---------- INPUT

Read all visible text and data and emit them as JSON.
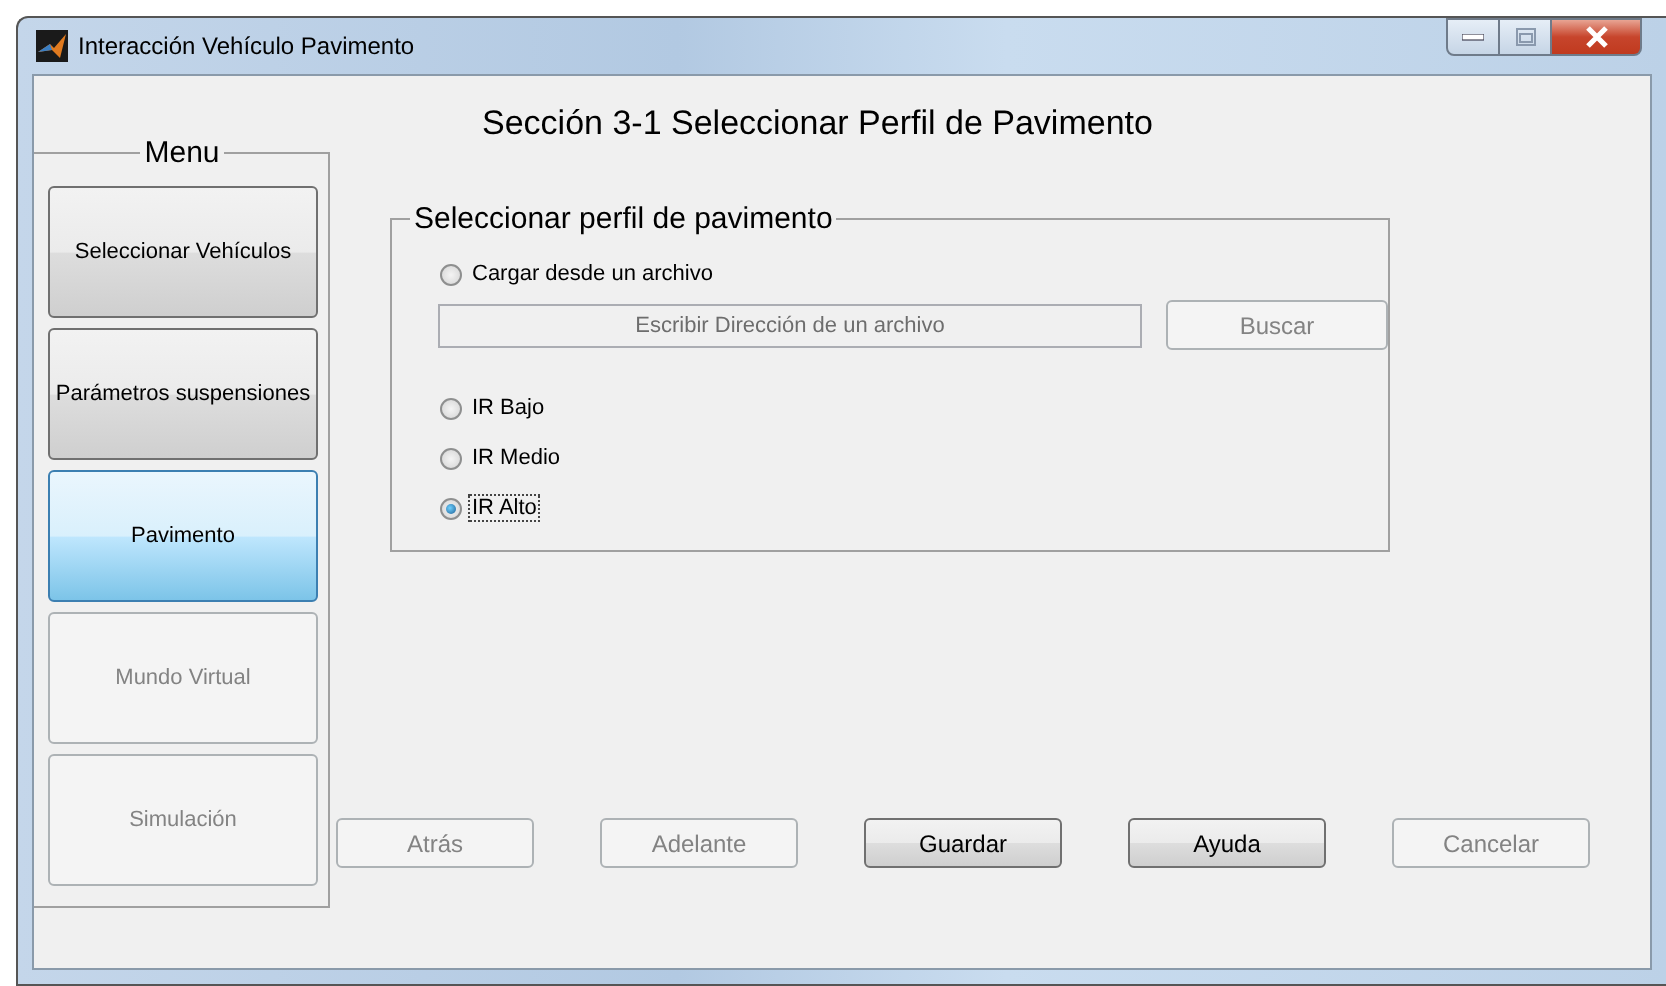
{
  "window": {
    "title": "Interacción Vehículo Pavimento"
  },
  "menu": {
    "label": "Menu",
    "items": [
      {
        "label": "Seleccionar Vehículos",
        "selected": false,
        "disabled": false
      },
      {
        "label": "Parámetros suspensiones",
        "selected": false,
        "disabled": false
      },
      {
        "label": "Pavimento",
        "selected": true,
        "disabled": false
      },
      {
        "label": "Mundo Virtual",
        "selected": false,
        "disabled": true
      },
      {
        "label": "Simulación",
        "selected": false,
        "disabled": true
      }
    ]
  },
  "heading": "Sección 3-1 Seleccionar Perfil de Pavimento",
  "group": {
    "label": "Seleccionar perfil de pavimento",
    "options": [
      {
        "label": "Cargar desde un archivo",
        "selected": false
      },
      {
        "label": "IR Bajo",
        "selected": false
      },
      {
        "label": "IR Medio",
        "selected": false
      },
      {
        "label": "IR Alto",
        "selected": true
      }
    ],
    "path_field": {
      "value": "Escribir Dirección de un archivo",
      "disabled": true
    },
    "browse_button": {
      "label": "Buscar",
      "disabled": true
    }
  },
  "buttons": [
    {
      "label": "Atrás",
      "disabled": true
    },
    {
      "label": "Adelante",
      "disabled": true
    },
    {
      "label": "Guardar",
      "disabled": false
    },
    {
      "label": "Ayuda",
      "disabled": false
    },
    {
      "label": "Cancelar",
      "disabled": true
    }
  ]
}
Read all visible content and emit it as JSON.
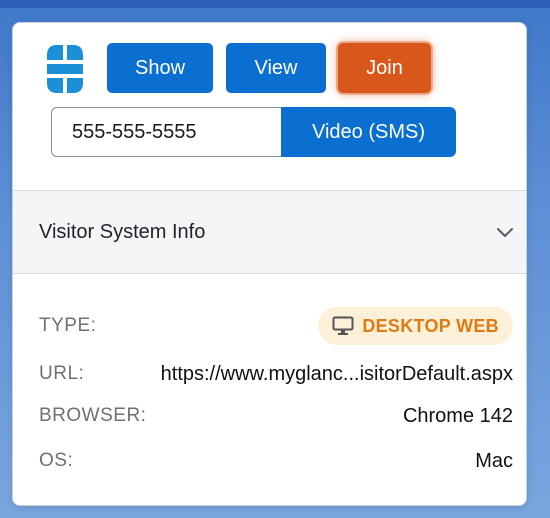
{
  "toolbar": {
    "show_label": "Show",
    "view_label": "View",
    "join_label": "Join"
  },
  "phone": {
    "value": "555-555-5555",
    "video_label": "Video (SMS)"
  },
  "section": {
    "title": "Visitor System Info"
  },
  "info": {
    "type_label": "TYPE:",
    "type_value": "DESKTOP WEB",
    "url_label": "URL:",
    "url_value": "https://www.myglanc...isitorDefault.aspx",
    "browser_label": "BROWSER:",
    "browser_value": "Chrome 142",
    "os_label": "OS:",
    "os_value": "Mac"
  },
  "icons": {
    "logo": "glance-logo",
    "chevron": "chevron-down-icon",
    "desktop": "desktop-monitor-icon"
  },
  "colors": {
    "primary": "#0a6fd1",
    "join": "#d8571a",
    "badge_bg": "#fdf0d8",
    "badge_text": "#e07b14"
  }
}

--------------------

TASK STATEMENT: Reply with nothing but a number: how many lines of the entries above contain the string "Seleccionar"?

FINAL ANSWER: 3